** start DATA EXCERPTS **

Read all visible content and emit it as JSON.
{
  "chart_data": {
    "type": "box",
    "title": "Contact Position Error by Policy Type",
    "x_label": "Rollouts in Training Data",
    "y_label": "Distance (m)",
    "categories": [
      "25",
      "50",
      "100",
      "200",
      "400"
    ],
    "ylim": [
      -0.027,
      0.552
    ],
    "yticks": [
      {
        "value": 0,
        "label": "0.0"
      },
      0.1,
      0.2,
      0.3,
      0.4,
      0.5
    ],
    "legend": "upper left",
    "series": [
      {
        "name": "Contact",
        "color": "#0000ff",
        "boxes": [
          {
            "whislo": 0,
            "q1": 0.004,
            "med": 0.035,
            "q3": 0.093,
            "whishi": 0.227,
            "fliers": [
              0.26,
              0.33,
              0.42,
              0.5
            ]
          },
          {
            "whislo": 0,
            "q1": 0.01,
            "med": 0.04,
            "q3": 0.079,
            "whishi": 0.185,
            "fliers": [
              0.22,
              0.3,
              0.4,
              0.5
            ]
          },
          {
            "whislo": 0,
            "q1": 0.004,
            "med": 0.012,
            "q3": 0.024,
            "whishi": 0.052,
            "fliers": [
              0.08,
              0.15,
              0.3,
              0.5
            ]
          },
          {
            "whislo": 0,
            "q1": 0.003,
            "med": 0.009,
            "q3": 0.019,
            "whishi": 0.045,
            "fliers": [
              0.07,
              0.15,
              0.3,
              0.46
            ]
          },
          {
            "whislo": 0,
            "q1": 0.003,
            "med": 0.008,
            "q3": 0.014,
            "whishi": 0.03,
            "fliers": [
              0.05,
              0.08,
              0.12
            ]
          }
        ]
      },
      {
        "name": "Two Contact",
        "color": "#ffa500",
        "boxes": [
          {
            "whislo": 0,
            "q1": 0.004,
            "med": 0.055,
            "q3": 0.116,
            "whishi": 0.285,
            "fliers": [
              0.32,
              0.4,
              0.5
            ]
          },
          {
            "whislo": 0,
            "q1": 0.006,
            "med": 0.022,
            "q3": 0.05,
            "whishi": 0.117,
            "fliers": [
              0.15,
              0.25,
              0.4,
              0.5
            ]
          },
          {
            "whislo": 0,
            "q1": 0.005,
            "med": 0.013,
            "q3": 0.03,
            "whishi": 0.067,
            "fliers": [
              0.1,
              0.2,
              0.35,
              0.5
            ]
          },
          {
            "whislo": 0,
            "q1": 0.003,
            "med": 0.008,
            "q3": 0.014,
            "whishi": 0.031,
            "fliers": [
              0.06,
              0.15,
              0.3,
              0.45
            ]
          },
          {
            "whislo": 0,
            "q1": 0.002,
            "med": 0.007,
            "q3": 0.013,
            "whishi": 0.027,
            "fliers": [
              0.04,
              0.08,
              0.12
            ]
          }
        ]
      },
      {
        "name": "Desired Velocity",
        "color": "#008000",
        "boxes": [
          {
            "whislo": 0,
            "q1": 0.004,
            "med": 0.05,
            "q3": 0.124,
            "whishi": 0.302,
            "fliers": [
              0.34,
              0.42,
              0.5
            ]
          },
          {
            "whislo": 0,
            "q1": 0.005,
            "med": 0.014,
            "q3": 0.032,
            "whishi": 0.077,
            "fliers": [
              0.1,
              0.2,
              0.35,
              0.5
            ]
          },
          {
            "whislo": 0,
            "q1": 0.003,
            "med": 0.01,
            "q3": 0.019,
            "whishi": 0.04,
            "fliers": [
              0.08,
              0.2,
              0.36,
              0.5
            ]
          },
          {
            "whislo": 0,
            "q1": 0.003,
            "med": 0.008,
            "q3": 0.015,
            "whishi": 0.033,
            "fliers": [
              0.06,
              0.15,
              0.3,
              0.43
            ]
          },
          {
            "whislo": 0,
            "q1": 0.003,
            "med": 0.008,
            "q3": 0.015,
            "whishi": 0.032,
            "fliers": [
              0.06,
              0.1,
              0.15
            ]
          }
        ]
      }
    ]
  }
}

** end DATA EXCERPTS **

Output the full listing without altering anything.

Read all visible content and emit it as JSON.
{
  "chart_data": {
    "type": "box",
    "title": "Contact Position Error by Policy Type",
    "x_label": "Rollouts in Training Data",
    "y_label": "Distance (m)",
    "categories": [
      "25",
      "50",
      "100",
      "200",
      "400"
    ],
    "ylim": [
      -0.027,
      0.552
    ],
    "yticks": [
      {
        "value": 0,
        "label": "0.0"
      },
      0.1,
      0.2,
      0.3,
      0.4,
      0.5
    ],
    "legend": "upper left",
    "series": [
      {
        "name": "Contact",
        "color": "#0000ff",
        "boxes": [
          {
            "whislo": 0,
            "q1": 0.004,
            "med": 0.035,
            "q3": 0.093,
            "whishi": 0.227,
            "fliers": [
              0.26,
              0.33,
              0.42,
              0.5
            ]
          },
          {
            "whislo": 0,
            "q1": 0.01,
            "med": 0.04,
            "q3": 0.079,
            "whishi": 0.185,
            "fliers": [
              0.22,
              0.3,
              0.4,
              0.5
            ]
          },
          {
            "whislo": 0,
            "q1": 0.004,
            "med": 0.012,
            "q3": 0.024,
            "whishi": 0.052,
            "fliers": [
              0.08,
              0.15,
              0.3,
              0.5
            ]
          },
          {
            "whislo": 0,
            "q1": 0.003,
            "med": 0.009,
            "q3": 0.019,
            "whishi": 0.045,
            "fliers": [
              0.07,
              0.15,
              0.3,
              0.46
            ]
          },
          {
            "whislo": 0,
            "q1": 0.003,
            "med": 0.008,
            "q3": 0.014,
            "whishi": 0.03,
            "fliers": [
              0.05,
              0.08,
              0.12
            ]
          }
        ]
      },
      {
        "name": "Two Contact",
        "color": "#ffa500",
        "boxes": [
          {
            "whislo": 0,
            "q1": 0.004,
            "med": 0.055,
            "q3": 0.116,
            "whishi": 0.285,
            "fliers": [
              0.32,
              0.4,
              0.5
            ]
          },
          {
            "whislo": 0,
            "q1": 0.006,
            "med": 0.022,
            "q3": 0.05,
            "whishi": 0.117,
            "fliers": [
              0.15,
              0.25,
              0.4,
              0.5
            ]
          },
          {
            "whislo": 0,
            "q1": 0.005,
            "med": 0.013,
            "q3": 0.03,
            "whishi": 0.067,
            "fliers": [
              0.1,
              0.2,
              0.35,
              0.5
            ]
          },
          {
            "whislo": 0,
            "q1": 0.003,
            "med": 0.008,
            "q3": 0.014,
            "whishi": 0.031,
            "fliers": [
              0.06,
              0.15,
              0.3,
              0.45
            ]
          },
          {
            "whislo": 0,
            "q1": 0.002,
            "med": 0.007,
            "q3": 0.013,
            "whishi": 0.027,
            "fliers": [
              0.04,
              0.08,
              0.12
            ]
          }
        ]
      },
      {
        "name": "Desired Velocity",
        "color": "#008000",
        "boxes": [
          {
            "whislo": 0,
            "q1": 0.004,
            "med": 0.05,
            "q3": 0.124,
            "whishi": 0.302,
            "fliers": [
              0.34,
              0.42,
              0.5
            ]
          },
          {
            "whislo": 0,
            "q1": 0.005,
            "med": 0.014,
            "q3": 0.032,
            "whishi": 0.077,
            "fliers": [
              0.1,
              0.2,
              0.35,
              0.5
            ]
          },
          {
            "whislo": 0,
            "q1": 0.003,
            "med": 0.01,
            "q3": 0.019,
            "whishi": 0.04,
            "fliers": [
              0.08,
              0.2,
              0.36,
              0.5
            ]
          },
          {
            "whislo": 0,
            "q1": 0.003,
            "med": 0.008,
            "q3": 0.015,
            "whishi": 0.033,
            "fliers": [
              0.06,
              0.15,
              0.3,
              0.43
            ]
          },
          {
            "whislo": 0,
            "q1": 0.003,
            "med": 0.008,
            "q3": 0.015,
            "whishi": 0.032,
            "fliers": [
              0.06,
              0.1,
              0.15
            ]
          }
        ]
      }
    ]
  }
}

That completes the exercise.